**SET EXERCISE**
Each entry below must be repeated exactly, with pictures left out.

____

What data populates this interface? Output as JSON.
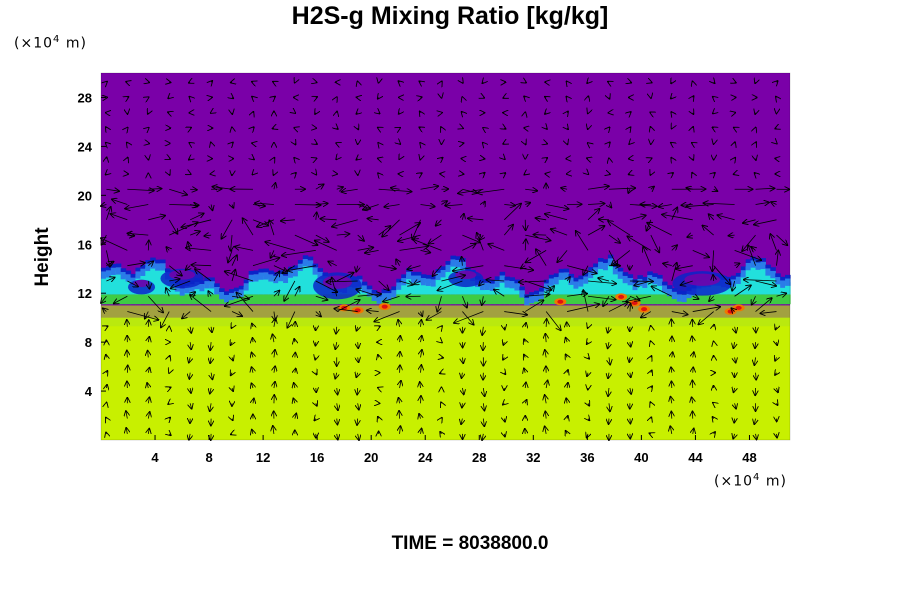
{
  "title": "H2S-g Mixing Ratio [kg/kg]",
  "ylabel": "Height",
  "unit_prefix": "(×10",
  "unit_exp": "4",
  "unit_suffix": " m)",
  "footer": "TIME = 8038800.0",
  "colors": {
    "background_layer": "#7a00a8",
    "dark_blue": "#0a24c8",
    "blue": "#2a7ce8",
    "cyan": "#22e0dc",
    "green": "#3ecc44",
    "yellow_green": "#c8f000",
    "orange": "#f07800",
    "red": "#e01010"
  },
  "chart_data": {
    "type": "heatmap",
    "title": "H2S-g Mixing Ratio [kg/kg]",
    "xlabel": "",
    "ylabel": "Height",
    "x_unit": "(×10^4 m)",
    "y_unit": "(×10^4 m)",
    "xlim": [
      0,
      51
    ],
    "ylim": [
      0,
      30
    ],
    "x_ticks": [
      4,
      8,
      12,
      16,
      20,
      24,
      28,
      32,
      36,
      40,
      44,
      48
    ],
    "y_ticks": [
      4,
      8,
      12,
      16,
      20,
      24,
      28
    ],
    "overlay": "velocity vector arrows",
    "regions": [
      {
        "name": "lower layer",
        "y_range": [
          0,
          10
        ],
        "color": "yellow-green"
      },
      {
        "name": "transition band",
        "y_range": [
          10,
          14
        ],
        "color": "green/cyan/blue with red spots"
      },
      {
        "name": "upper layer",
        "y_range": [
          14,
          30
        ],
        "color": "purple"
      }
    ],
    "time": "8038800.0"
  }
}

____

**COMPLETED TASK**
What data populates this interface? Output as JSON.
{
  "title": "H2S-g Mixing Ratio [kg/kg]",
  "ylabel": "Height",
  "unit_prefix": "(×10",
  "unit_exp": "4",
  "unit_suffix": " m)",
  "footer": "TIME = 8038800.0",
  "colors": {
    "background_layer": "#7a00a8",
    "dark_blue": "#0a24c8",
    "blue": "#2a7ce8",
    "cyan": "#22e0dc",
    "green": "#3ecc44",
    "yellow_green": "#c8f000",
    "orange": "#f07800",
    "red": "#e01010"
  },
  "chart_data": {
    "type": "heatmap",
    "title": "H2S-g Mixing Ratio [kg/kg]",
    "xlabel": "",
    "ylabel": "Height",
    "x_unit": "(×10^4 m)",
    "y_unit": "(×10^4 m)",
    "xlim": [
      0,
      51
    ],
    "ylim": [
      0,
      30
    ],
    "x_ticks": [
      4,
      8,
      12,
      16,
      20,
      24,
      28,
      32,
      36,
      40,
      44,
      48
    ],
    "y_ticks": [
      4,
      8,
      12,
      16,
      20,
      24,
      28
    ],
    "overlay": "velocity vector arrows",
    "regions": [
      {
        "name": "lower layer",
        "y_range": [
          0,
          10
        ],
        "color": "yellow-green"
      },
      {
        "name": "transition band",
        "y_range": [
          10,
          14
        ],
        "color": "green/cyan/blue with red spots"
      },
      {
        "name": "upper layer",
        "y_range": [
          14,
          30
        ],
        "color": "purple"
      }
    ],
    "time": "8038800.0"
  }
}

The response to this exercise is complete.